*BRIEF*: Locate the string "icon" throughout the material and copy every line in which it occurs.

[Saved data entries]
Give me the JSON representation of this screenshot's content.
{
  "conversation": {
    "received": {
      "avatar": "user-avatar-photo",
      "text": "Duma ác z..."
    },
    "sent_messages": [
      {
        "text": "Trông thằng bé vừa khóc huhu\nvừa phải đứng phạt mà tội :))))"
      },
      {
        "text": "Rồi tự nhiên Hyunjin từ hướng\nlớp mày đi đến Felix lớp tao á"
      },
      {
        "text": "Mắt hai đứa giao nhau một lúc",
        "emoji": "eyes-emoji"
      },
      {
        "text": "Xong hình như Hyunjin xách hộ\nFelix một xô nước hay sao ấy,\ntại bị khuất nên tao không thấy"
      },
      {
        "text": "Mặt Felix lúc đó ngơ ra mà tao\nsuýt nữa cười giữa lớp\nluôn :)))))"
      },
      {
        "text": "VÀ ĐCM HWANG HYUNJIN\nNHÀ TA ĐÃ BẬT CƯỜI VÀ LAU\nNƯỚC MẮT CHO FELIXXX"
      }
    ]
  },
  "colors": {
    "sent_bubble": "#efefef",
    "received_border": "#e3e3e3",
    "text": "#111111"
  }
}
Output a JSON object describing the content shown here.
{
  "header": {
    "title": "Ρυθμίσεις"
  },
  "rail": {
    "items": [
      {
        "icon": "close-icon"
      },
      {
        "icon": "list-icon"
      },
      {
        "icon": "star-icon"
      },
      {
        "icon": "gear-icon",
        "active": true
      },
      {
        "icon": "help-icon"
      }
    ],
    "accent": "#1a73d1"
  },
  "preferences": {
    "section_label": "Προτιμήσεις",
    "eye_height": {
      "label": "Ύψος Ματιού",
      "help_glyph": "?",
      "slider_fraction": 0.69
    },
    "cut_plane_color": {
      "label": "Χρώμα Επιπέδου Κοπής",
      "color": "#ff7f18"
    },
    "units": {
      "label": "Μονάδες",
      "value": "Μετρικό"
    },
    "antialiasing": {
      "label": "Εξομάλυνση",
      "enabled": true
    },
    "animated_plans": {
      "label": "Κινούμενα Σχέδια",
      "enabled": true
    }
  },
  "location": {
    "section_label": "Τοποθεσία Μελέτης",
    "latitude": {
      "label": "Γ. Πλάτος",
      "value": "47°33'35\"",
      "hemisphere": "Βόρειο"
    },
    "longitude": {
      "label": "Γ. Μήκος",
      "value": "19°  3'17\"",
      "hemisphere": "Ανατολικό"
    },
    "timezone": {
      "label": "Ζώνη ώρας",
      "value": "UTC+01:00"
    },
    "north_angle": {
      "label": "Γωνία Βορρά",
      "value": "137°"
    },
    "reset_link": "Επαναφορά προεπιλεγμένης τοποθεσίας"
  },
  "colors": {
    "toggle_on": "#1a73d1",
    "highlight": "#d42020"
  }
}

*TASK OUTPUT*:
        "icon": "close-icon"
        "icon": "list-icon"
        "icon": "star-icon"
        "icon": "gear-icon",
        "icon": "help-icon"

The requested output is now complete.